◆ **BRIEF**: Locate each line with the string "JSON" in the listing below and copy it.

◆ **RECORD EXCERPTS**:
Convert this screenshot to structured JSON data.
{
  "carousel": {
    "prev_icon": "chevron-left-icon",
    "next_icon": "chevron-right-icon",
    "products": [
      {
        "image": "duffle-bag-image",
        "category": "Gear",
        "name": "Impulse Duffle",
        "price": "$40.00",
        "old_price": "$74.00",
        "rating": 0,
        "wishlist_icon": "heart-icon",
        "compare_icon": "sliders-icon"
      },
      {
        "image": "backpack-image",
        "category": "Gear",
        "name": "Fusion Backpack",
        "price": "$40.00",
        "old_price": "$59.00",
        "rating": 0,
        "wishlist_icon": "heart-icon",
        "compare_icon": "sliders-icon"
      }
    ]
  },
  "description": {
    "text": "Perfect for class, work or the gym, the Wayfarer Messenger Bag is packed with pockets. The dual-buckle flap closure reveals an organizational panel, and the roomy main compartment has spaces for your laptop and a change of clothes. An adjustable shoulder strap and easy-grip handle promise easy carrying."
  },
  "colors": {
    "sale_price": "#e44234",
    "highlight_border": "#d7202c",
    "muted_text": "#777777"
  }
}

---

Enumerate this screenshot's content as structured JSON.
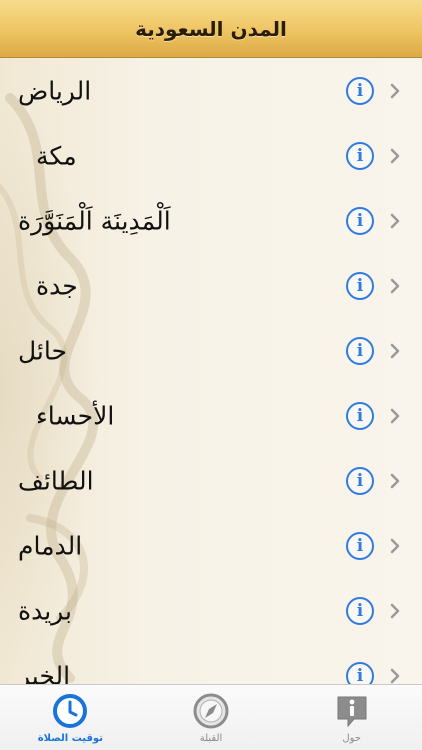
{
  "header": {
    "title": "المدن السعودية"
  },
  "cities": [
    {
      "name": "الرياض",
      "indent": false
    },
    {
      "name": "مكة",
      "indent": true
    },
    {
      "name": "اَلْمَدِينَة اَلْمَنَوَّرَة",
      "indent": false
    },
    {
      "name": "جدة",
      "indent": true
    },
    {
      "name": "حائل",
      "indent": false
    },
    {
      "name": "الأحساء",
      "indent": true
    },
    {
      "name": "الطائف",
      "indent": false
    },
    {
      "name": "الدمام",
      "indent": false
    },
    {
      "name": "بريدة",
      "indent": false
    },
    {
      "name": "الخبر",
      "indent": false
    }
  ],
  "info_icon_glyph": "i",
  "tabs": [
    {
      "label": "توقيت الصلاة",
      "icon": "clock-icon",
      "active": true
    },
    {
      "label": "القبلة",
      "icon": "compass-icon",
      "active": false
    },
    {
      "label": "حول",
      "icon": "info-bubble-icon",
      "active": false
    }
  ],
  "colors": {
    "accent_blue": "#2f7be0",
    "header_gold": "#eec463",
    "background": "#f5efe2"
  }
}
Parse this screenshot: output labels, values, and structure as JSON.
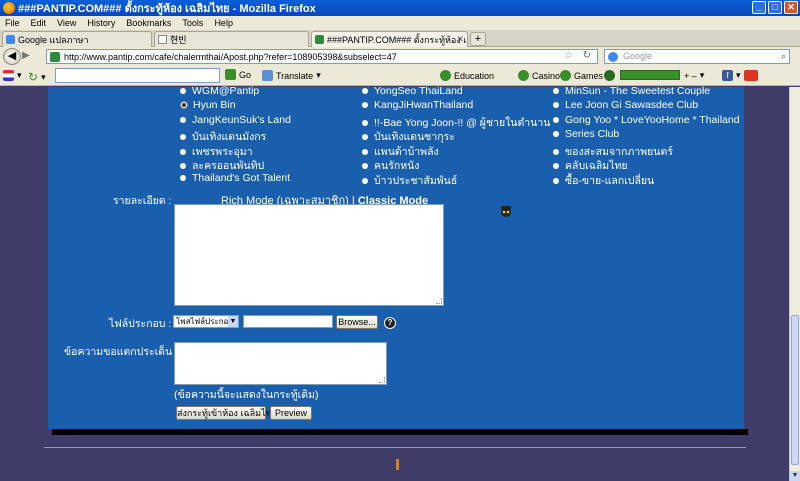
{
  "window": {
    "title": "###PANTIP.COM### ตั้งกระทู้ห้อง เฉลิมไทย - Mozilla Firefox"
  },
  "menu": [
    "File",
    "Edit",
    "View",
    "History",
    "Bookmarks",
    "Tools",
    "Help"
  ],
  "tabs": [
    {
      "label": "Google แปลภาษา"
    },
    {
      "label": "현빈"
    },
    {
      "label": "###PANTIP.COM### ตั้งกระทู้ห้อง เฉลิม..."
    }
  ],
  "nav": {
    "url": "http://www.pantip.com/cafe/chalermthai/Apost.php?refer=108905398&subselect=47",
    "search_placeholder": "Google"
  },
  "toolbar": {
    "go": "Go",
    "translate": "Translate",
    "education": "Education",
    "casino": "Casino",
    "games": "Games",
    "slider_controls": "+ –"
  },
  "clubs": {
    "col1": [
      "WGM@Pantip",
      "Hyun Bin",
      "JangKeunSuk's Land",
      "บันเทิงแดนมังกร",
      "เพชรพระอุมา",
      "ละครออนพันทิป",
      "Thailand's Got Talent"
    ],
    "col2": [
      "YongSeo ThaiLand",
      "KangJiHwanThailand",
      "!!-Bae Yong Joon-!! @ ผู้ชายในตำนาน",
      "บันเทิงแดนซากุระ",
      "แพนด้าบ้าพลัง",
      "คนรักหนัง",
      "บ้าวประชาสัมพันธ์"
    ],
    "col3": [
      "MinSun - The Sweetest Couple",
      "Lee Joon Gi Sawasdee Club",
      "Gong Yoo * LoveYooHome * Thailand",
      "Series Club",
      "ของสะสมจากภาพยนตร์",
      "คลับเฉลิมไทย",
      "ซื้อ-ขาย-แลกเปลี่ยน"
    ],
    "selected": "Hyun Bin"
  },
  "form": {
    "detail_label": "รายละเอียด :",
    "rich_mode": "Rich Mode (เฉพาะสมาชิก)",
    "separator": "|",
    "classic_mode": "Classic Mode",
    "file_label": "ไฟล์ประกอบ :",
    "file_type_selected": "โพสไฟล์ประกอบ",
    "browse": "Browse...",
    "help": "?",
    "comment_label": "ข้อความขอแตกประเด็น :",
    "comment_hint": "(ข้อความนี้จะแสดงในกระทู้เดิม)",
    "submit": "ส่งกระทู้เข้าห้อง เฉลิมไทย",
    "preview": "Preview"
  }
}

◆ **REPLY TO THE TASK**:
Convert this screenshot to structured JSON data.
Enumerate this screenshot's content as structured JSON.
Parse this screenshot: output labels, values, and structure as JSON.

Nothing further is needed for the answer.